Task statement :: Reproduce each line from the records that holds "morceau".

# START OF Data shown

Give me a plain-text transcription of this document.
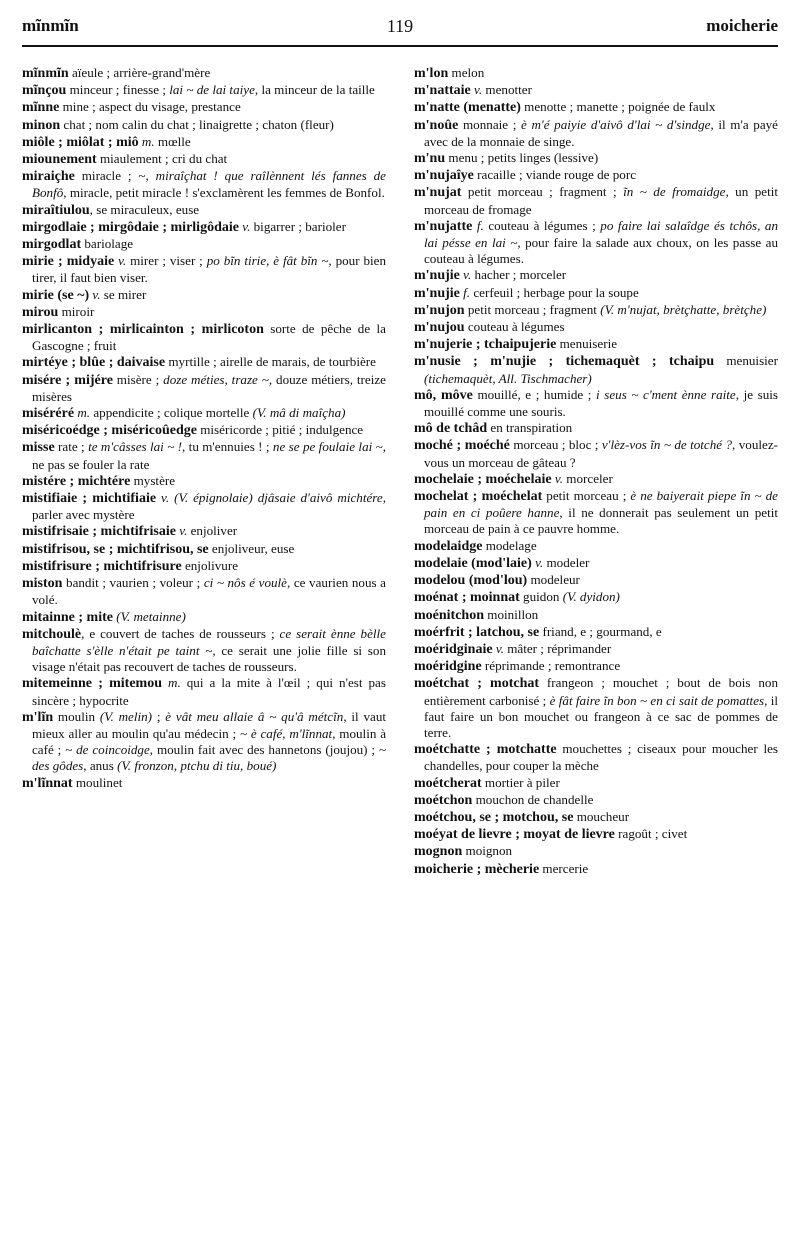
mĩnmĩn	119	moicherie

mĩnmĩn aïeule ; arrière-grand'mère

mĩnçou minceur ; finesse ; lai ~ de lai taiye, la minceur de la taille

mĩnne mine ; aspect du visage, prestance

minon chat ; nom calin du chat ; linaigrette ; chaton (fleur)

miôle ; miôlat ; miô m. mœlle

miounement miaulement ; cri du chat

miraiçhe miracle ; ~, miraîçhat ! que raîlènnent lés fannes de Bonfô, miracle, petit miracle ! s'exclamèrent les femmes de Bonfol.

miraîtiulou, se miraculeux, euse

mirgodlaie ; mirgôdaie ; mirligôdaie v. bigarrer ; barioler

mirgodlat bariolage

mirie ; midyaie v. mirer ; viser ; po bĩn tirie, è fât bĩn ~, pour bien tirer, il faut bien viser.

mirie (se ~) v. se mirer

mirou miroir

mirlicanton ; mirlicainton ; mirlicoton sorte de pêche de la Gascogne ; fruit

mirtéye ; blûe ; daivaise myrtille ; airelle de marais, de tourbière

misére ; mijére misère ; doze méties, traze ~, douze métiers, treize misères

miséréré m. appendicite ; colique mortelle (V. mâ di maîçha)

miséricoédge ; miséricoûedge miséricorde ; pitié ; indulgence

misse rate ; te m'câsses lai ~ !, tu m'ennuies ! ; ne se pe foulaie lai ~, ne pas se fouler la rate

mistére ; michtére mystère

mistifiaie ; michtifiaie v. (V. épignolaie) djâsaie d'aivô michtére, parler avec mystère

mistifrisaie ; michtifrisaie v. enjoliver

mistifrisou, se ; michtifrisou, se enjoliveur, euse

mistifrisure ; michtifrisure enjolivure

miston bandit ; vaurien ; voleur ; ci ~ nôs é voulè, ce vaurien nous a volé.

mitainne ; mite (V. metainne)

mitchoulè, e couvert de taches de rousseurs ; ce serait ènne bèlle baîchatte s'èlle n'était pe taint ~, ce serait une jolie fille si son visage n'était pas recouvert de taches de rousseurs.

mitemeinne ; mitemou m. qui a la mite à l'œil ; qui n'est pas sincère ; hypocrite

m'lĩn moulin (V. melin) ; è vât meu allaie â ~ qu'â métcĩn, il vaut mieux aller au moulin qu'au médecin ; ~ è café, m'lĩnnat, moulin à café ; ~ de coincoidge, moulin fait avec des hannetons (joujou) ; ~ des gôdes, anus (V. fronzon, ptchu di tiu, boué)

m'lĩnnat moulinet

m'lon melon

m'nattaie v. menotter

m'natte (menatte) menotte ; manette ; poignée de faulx

m'noûe monnaie ; è m'é paiyie d'aivô d'lai ~ d'sindge, il m'a payé avec de la monnaie de singe.

m'nu menu ; petits linges (lessive)

m'nujaîye racaille ; viande rouge de porc

m'nujat petit morceau ; fragment ; ĩn ~ de fromaidge, un petit morceau de fromage

m'nujatte f. couteau à légumes ; po faire lai salaîdge és tchôs, an lai pésse en lai ~, pour faire la salade aux choux, on les passe au couteau à légumes.

m'nujie v. hacher ; morceler

m'nujie f. cerfeuil ; herbage pour la soupe

m'nujon petit morceau ; fragment (V. m'nujat, brètçhatte, brètçhe)

m'nujou couteau à légumes

m'nujerie ; tchaipujerie menuiserie

m'nusie ; m'nujie ; tichemaquèt ; tchaipu menuisier (tichemaquèt, All. Tischmacher)

mô, môve mouillé, e ; humide ; i seus ~ c'ment ènne raite, je suis mouillé comme une souris.

mô de tchâd en transpiration

moché ; moéché morceau ; bloc ; v'lèz-vos ĩn ~ de totché ?, voulez-vous un morceau de gâteau ?

mochelaie ; moéchelaie v. morceler

mochelat ; moéchelat petit morceau ; è ne baiyerait piepe ĩn ~ de pain en ci poûere hanne, il ne donnerait pas seulement un petit morceau de pain à ce pauvre homme.

modelaidge modelage

modelaie (mod'laie) v. modeler

modelou (mod'lou) modeleur

moénat ; moinnat guidon (V. dyidon)

moénitchon moinillon

moérfrit ; latchou, se friand, e ; gourmand, e

moéridginaie v. mâter ; réprimander

moéridgine réprimande ; remontrance

moétchat ; motchat frangeon ; mouchet ; bout de bois non entièrement carbonisé ; è fât faire ĩn bon ~ en ci sait de pomattes, il faut faire un bon mouchet ou frangeon à ce sac de pommes de terre.

moétchatte ; motchatte mouchettes ; ciseaux pour moucher les chandelles, pour couper la mèche

moétcherat mortier à piler

moétchon mouchon de chandelle

moétchou, se ; motchou, se moucheur

moéyat de lievre ; moyat de lievre ragoût ; civet

mognon moignon

moicherie ; mècherie mercerie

# END OF Data shown

Correct response ::
m'nujat petit morceau ; fragment ; ĩn ~ de fromaidge, un petit morceau de fromage
m'nujon petit morceau ; fragment (V. m'nujat, brètçhatte, brètçhe)
moché ; moéché morceau ; bloc ; v'lèz-vos ĩn ~ de totché ?, voulez-vous un morceau de gâteau ?
mochelat ; moéchelat petit morceau ; è ne baiyerait piepe ĩn ~ de pain en ci poûere hanne, il ne donnerait pas seulement un petit morceau de pain à ce pauvre homme.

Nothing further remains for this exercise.